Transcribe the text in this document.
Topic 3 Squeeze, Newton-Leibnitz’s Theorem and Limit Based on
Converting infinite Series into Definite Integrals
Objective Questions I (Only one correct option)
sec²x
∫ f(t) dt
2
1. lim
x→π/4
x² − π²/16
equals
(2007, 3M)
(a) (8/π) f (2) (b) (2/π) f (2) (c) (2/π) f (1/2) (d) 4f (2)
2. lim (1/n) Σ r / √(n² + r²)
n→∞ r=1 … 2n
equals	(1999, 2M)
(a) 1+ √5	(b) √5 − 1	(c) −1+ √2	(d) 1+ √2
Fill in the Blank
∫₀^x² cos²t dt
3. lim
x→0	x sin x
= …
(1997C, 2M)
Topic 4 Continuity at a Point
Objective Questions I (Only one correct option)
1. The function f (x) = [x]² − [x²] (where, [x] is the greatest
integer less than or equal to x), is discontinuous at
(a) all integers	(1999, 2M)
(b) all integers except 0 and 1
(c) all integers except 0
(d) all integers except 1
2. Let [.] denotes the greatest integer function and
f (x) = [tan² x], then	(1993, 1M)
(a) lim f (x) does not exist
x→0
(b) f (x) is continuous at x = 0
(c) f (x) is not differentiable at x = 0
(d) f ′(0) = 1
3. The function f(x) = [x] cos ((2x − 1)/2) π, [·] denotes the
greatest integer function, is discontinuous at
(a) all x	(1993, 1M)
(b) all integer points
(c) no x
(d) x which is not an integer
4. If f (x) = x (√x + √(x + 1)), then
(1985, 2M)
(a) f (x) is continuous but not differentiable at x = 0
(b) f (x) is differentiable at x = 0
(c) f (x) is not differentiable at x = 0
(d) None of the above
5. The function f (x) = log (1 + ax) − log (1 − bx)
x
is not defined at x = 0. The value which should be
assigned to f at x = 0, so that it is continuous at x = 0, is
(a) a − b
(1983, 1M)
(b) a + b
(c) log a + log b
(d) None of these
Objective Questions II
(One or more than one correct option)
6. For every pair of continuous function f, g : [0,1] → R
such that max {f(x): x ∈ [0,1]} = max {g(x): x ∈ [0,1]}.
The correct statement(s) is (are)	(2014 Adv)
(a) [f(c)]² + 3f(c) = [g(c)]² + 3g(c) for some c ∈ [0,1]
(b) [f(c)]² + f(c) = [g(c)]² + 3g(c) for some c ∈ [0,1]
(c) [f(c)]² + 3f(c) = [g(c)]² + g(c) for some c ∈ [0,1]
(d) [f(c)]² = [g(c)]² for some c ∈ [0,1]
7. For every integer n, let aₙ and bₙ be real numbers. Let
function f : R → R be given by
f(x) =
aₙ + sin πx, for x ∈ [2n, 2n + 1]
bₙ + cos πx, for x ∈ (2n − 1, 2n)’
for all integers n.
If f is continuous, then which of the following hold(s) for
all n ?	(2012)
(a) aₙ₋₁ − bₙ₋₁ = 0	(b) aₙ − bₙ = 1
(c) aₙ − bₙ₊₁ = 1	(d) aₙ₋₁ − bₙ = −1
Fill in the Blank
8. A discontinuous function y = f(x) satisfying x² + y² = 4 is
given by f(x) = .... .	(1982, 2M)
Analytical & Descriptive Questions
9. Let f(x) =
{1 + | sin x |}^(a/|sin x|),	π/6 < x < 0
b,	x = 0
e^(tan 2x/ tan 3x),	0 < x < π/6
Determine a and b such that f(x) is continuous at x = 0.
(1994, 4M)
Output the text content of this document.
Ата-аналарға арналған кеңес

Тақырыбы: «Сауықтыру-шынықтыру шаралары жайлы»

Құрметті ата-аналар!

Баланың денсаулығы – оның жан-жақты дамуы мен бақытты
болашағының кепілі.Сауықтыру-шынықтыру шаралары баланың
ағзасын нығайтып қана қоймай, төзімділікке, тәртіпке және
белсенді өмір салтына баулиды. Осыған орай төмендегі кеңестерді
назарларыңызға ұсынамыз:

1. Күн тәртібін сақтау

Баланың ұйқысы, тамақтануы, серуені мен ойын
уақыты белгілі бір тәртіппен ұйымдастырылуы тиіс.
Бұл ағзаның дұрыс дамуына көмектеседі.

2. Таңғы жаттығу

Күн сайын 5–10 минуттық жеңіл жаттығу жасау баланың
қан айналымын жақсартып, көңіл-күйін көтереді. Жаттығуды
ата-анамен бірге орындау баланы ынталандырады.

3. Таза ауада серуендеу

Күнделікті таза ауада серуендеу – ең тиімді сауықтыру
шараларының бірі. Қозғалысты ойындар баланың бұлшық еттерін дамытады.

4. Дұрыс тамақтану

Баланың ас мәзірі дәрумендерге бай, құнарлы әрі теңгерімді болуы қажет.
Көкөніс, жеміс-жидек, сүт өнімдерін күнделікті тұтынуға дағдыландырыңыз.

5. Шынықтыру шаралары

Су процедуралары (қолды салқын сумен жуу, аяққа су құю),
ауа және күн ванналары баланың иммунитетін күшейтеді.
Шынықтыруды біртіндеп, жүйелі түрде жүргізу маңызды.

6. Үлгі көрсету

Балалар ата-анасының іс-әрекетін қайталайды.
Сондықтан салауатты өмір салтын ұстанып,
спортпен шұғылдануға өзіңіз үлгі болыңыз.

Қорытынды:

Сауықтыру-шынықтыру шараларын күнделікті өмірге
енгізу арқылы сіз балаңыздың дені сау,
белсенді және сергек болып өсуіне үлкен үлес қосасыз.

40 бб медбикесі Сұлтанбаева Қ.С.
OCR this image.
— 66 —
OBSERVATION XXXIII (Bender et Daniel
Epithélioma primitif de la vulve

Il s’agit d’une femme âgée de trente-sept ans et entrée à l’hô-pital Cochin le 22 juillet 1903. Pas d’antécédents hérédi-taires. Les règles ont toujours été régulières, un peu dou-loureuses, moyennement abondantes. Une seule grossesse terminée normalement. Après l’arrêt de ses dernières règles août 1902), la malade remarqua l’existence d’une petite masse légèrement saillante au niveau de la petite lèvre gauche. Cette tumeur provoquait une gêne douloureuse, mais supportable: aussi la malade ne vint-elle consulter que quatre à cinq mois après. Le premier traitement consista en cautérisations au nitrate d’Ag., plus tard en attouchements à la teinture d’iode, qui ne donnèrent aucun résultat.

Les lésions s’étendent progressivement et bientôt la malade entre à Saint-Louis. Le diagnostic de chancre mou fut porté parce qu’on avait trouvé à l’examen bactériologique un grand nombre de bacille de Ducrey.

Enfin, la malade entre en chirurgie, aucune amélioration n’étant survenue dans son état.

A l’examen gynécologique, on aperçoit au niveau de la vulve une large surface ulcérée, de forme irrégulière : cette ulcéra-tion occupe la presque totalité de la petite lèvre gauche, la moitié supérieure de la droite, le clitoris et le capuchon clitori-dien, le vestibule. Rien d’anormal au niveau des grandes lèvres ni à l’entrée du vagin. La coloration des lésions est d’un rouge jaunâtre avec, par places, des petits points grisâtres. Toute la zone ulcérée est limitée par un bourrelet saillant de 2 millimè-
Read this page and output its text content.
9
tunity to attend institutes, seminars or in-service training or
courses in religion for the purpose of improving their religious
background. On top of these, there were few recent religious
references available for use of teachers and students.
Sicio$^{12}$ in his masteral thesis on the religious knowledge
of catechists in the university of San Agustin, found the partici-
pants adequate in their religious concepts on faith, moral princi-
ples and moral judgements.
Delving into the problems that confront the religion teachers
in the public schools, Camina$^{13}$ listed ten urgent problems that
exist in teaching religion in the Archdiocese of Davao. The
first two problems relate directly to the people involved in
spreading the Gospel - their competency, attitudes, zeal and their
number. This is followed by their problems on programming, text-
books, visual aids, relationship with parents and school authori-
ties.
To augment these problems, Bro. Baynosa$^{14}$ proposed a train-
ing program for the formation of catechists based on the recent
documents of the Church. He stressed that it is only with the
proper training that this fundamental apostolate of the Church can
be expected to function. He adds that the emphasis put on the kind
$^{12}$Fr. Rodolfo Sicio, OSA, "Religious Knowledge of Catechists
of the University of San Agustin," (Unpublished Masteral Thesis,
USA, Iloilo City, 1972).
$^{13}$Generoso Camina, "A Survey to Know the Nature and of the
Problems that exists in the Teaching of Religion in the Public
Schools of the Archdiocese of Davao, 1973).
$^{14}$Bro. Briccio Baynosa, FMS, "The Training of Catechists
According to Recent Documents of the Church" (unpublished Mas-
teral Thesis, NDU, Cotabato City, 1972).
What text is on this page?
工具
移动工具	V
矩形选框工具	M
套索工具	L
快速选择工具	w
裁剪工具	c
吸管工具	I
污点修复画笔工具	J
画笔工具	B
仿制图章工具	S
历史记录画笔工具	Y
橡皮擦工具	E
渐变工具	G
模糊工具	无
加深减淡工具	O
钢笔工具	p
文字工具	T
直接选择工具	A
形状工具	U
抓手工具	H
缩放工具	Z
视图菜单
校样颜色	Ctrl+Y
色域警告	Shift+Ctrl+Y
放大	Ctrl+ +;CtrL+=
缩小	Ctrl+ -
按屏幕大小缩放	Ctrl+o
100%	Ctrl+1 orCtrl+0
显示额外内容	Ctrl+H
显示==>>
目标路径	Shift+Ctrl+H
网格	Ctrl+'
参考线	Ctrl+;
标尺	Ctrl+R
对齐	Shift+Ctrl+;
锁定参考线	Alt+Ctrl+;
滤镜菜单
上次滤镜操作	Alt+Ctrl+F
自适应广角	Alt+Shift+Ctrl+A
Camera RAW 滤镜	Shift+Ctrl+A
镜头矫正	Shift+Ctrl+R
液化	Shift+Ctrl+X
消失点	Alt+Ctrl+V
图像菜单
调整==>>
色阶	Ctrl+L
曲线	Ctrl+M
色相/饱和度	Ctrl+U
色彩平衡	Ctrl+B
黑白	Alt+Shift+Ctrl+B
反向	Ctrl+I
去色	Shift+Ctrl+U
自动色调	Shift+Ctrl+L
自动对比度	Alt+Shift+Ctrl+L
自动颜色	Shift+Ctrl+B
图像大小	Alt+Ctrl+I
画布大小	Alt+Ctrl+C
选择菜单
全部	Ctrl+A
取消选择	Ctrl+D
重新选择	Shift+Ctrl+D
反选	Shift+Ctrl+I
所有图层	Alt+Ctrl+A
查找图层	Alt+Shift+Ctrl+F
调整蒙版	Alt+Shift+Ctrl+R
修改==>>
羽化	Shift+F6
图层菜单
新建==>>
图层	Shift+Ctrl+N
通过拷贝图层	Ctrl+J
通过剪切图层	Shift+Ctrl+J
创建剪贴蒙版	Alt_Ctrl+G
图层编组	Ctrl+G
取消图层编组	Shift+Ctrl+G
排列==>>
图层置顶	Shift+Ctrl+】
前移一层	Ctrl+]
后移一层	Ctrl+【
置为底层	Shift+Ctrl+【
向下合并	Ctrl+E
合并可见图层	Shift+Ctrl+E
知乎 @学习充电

Exercise instructions - Return from the data every line that holds "some".

Answer in full -
(a) [f(c)]² + 3f(c) = [g(c)]² + 3g(c) for some c ∈ [0,1]
(b) [f(c)]² + f(c) = [g(c)]² + 3g(c) for some c ∈ [0,1]
(c) [f(c)]² + 3f(c) = [g(c)]² + g(c) for some c ∈ [0,1]
(d) [f(c)]² = [g(c)]² for some c ∈ [0,1]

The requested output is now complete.